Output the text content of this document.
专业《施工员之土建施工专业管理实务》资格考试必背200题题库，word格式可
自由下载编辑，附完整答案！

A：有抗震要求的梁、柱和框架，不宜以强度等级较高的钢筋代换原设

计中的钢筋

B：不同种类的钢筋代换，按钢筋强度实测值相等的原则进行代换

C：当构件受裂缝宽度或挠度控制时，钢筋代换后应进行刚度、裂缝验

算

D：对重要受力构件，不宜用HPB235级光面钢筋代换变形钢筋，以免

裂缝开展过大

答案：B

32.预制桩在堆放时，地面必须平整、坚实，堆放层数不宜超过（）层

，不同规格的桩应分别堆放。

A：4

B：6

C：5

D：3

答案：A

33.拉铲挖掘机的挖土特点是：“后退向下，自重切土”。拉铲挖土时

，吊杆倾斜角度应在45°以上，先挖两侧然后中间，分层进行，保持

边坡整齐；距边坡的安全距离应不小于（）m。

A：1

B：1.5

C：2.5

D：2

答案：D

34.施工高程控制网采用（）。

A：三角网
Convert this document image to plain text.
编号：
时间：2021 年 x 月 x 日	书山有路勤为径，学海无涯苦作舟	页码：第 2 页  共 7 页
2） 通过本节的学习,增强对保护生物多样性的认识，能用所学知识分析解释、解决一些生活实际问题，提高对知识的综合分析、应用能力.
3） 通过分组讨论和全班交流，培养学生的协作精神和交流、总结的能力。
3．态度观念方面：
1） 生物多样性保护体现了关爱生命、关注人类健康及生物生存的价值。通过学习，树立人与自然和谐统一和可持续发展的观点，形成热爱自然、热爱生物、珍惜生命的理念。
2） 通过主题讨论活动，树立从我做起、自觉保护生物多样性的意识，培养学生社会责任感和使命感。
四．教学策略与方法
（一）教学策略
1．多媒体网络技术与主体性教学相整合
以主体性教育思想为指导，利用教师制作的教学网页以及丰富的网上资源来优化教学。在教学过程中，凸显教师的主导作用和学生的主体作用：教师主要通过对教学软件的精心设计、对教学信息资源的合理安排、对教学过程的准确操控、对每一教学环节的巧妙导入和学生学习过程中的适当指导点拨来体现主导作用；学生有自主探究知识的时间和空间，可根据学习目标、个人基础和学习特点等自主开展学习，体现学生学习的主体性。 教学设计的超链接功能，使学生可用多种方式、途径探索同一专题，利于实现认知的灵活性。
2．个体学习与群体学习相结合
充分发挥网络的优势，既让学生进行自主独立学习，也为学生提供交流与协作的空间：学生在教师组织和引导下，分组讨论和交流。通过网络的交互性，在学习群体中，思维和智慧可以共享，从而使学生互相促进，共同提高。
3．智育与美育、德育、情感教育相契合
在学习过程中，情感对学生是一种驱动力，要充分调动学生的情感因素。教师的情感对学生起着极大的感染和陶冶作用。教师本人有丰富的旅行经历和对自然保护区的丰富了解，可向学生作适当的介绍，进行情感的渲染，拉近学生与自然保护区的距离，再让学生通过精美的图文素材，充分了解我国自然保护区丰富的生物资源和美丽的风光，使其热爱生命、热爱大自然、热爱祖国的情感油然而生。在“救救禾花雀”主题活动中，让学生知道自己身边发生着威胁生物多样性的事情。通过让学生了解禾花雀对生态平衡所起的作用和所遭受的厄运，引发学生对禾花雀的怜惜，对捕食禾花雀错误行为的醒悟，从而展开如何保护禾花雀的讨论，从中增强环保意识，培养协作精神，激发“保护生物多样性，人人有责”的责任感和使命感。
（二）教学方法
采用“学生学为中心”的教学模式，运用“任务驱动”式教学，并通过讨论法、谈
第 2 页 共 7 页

Objective —
Count every line above that holds the word "this", and state the number and nothing more.

Task answer —
2